[WHAT THE TASK ASKS]:
Tell how many lines include the string "icon". Answer with a single number.

[LISTED ENTRIES]:
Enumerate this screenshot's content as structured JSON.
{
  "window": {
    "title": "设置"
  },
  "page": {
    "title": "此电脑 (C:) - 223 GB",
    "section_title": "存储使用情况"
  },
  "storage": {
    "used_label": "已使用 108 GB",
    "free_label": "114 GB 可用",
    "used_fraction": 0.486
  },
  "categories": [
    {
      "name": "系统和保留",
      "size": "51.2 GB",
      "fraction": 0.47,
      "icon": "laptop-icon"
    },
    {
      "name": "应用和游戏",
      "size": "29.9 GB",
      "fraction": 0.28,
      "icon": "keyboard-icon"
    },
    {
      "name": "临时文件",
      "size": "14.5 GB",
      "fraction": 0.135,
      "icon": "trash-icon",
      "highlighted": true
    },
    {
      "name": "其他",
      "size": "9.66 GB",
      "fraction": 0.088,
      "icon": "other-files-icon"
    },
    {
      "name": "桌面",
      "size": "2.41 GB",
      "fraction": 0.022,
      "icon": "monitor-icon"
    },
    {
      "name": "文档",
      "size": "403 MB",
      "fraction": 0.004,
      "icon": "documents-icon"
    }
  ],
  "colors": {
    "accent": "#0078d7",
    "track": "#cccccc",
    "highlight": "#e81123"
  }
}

[THE REPLY]:
6